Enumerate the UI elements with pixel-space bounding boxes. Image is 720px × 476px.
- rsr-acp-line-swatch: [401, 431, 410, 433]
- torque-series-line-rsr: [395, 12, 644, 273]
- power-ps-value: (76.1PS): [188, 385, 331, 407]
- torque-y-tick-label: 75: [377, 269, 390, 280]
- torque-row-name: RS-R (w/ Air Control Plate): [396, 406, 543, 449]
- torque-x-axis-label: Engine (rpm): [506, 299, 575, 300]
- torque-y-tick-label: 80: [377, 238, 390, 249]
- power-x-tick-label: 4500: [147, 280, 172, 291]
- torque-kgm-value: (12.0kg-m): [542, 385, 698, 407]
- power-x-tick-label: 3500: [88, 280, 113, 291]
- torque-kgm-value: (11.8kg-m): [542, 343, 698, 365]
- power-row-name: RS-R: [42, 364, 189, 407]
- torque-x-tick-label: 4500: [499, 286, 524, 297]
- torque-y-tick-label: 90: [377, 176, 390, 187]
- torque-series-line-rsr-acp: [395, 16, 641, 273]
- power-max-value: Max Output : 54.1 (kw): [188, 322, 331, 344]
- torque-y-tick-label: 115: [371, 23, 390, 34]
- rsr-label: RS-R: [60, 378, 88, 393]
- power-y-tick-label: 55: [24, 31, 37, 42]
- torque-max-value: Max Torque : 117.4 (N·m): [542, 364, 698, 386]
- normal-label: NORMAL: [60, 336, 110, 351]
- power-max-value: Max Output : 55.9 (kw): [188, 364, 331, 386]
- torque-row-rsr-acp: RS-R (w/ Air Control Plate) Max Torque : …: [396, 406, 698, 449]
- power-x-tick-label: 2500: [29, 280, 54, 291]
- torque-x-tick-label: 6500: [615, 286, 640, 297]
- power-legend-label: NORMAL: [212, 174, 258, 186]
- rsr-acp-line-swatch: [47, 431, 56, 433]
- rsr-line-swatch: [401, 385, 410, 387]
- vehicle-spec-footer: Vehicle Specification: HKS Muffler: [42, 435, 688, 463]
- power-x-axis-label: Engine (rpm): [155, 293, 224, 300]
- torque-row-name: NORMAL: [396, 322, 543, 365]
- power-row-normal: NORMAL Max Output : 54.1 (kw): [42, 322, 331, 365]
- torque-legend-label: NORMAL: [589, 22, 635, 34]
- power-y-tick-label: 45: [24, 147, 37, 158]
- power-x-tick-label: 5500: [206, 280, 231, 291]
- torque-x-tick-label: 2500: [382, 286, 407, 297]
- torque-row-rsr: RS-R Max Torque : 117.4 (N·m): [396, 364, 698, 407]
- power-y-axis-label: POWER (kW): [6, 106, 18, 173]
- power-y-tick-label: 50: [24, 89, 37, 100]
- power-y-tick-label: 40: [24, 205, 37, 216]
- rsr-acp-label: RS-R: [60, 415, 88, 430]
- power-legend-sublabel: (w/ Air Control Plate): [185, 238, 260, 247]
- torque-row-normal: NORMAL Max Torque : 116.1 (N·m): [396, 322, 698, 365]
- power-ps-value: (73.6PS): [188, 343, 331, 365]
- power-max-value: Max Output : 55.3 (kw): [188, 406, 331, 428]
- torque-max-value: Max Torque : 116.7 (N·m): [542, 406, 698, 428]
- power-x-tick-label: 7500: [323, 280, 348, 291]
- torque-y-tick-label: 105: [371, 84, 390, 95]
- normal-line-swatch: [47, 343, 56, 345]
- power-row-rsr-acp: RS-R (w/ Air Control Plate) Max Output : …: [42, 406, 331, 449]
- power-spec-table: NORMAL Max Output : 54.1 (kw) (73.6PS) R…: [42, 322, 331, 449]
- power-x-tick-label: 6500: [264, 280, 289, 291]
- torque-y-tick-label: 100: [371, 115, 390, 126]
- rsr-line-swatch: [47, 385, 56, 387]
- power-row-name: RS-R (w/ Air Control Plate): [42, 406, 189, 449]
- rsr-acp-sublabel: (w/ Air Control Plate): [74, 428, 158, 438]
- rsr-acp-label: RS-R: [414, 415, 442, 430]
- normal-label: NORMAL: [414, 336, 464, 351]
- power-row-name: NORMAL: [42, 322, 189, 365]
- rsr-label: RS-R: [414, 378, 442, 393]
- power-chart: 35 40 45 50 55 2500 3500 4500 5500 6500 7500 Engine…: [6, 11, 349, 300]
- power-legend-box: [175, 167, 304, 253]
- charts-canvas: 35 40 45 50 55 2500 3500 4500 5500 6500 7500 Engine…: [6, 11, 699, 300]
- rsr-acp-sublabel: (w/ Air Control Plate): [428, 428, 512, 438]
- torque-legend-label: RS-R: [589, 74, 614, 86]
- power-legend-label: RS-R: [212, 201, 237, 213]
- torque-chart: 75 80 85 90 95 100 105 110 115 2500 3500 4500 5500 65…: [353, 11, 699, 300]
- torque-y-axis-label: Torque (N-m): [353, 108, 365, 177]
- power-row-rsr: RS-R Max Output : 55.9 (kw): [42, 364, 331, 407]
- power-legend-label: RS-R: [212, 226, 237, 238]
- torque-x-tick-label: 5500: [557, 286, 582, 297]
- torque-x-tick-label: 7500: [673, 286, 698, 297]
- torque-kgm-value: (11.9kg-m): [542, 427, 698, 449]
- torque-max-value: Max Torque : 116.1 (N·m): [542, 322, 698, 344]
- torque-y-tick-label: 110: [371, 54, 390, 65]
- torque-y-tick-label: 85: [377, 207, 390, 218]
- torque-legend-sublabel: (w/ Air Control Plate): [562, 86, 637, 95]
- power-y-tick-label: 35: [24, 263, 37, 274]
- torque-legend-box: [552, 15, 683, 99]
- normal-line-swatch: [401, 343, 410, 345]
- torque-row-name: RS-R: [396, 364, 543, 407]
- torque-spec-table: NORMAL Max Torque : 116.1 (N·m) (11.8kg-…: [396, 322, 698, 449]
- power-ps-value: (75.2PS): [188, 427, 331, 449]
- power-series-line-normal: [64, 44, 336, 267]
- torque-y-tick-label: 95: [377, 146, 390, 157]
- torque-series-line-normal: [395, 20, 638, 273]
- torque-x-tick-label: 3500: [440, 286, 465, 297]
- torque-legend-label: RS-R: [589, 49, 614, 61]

☆ ☆ ☆ ☆

• _TASK DESCRIPTION_:
Please repeat the records word for word, starting at the first line and ending at the line that contains "- rsr-acp-label: RS-R: [60, 415, 88, 430]", with both of those lines included.

• _RESULT FOR THIS EXERCISE_:
Enumerate the UI elements with pixel-space bounding boxes. Image is 720px × 476px.
- rsr-acp-line-swatch: [401, 431, 410, 433]
- torque-series-line-rsr: [395, 12, 644, 273]
- power-ps-value: (76.1PS): [188, 385, 331, 407]
- torque-y-tick-label: 75: [377, 269, 390, 280]
- torque-row-name: RS-R (w/ Air Control Plate): [396, 406, 543, 449]
- torque-x-axis-label: Engine (rpm): [506, 299, 575, 300]
- torque-y-tick-label: 80: [377, 238, 390, 249]
- power-x-tick-label: 4500: [147, 280, 172, 291]
- torque-kgm-value: (12.0kg-m): [542, 385, 698, 407]
- power-x-tick-label: 3500: [88, 280, 113, 291]
- torque-kgm-value: (11.8kg-m): [542, 343, 698, 365]
- power-row-name: RS-R: [42, 364, 189, 407]
- torque-x-tick-label: 4500: [499, 286, 524, 297]
- torque-y-tick-label: 90: [377, 176, 390, 187]
- torque-series-line-rsr-acp: [395, 16, 641, 273]
- power-max-value: Max Output : 54.1 (kw): [188, 322, 331, 344]
- torque-y-tick-label: 115: [371, 23, 390, 34]
- rsr-label: RS-R: [60, 378, 88, 393]
- power-y-tick-label: 55: [24, 31, 37, 42]
- torque-max-value: Max Torque : 117.4 (N·m): [542, 364, 698, 386]
- normal-label: NORMAL: [60, 336, 110, 351]
- power-max-value: Max Output : 55.9 (kw): [188, 364, 331, 386]
- torque-row-rsr-acp: RS-R (w/ Air Control Plate) Max Torque : …: [396, 406, 698, 449]
- power-x-tick-label: 2500: [29, 280, 54, 291]
- torque-x-tick-label: 6500: [615, 286, 640, 297]
- power-legend-label: NORMAL: [212, 174, 258, 186]
- rsr-acp-line-swatch: [47, 431, 56, 433]
- rsr-line-swatch: [401, 385, 410, 387]
- vehicle-spec-footer: Vehicle Specification: HKS Muffler: [42, 435, 688, 463]
- power-x-axis-label: Engine (rpm): [155, 293, 224, 300]
- torque-row-name: NORMAL: [396, 322, 543, 365]
- power-row-normal: NORMAL Max Output : 54.1 (kw): [42, 322, 331, 365]
- torque-legend-label: NORMAL: [589, 22, 635, 34]
- power-y-tick-label: 45: [24, 147, 37, 158]
- power-x-tick-label: 5500: [206, 280, 231, 291]
- torque-x-tick-label: 2500: [382, 286, 407, 297]
- torque-row-rsr: RS-R Max Torque : 117.4 (N·m): [396, 364, 698, 407]
- power-y-axis-label: POWER (kW): [6, 106, 18, 173]
- power-y-tick-label: 50: [24, 89, 37, 100]
- power-y-tick-label: 40: [24, 205, 37, 216]
- rsr-acp-label: RS-R: [60, 415, 88, 430]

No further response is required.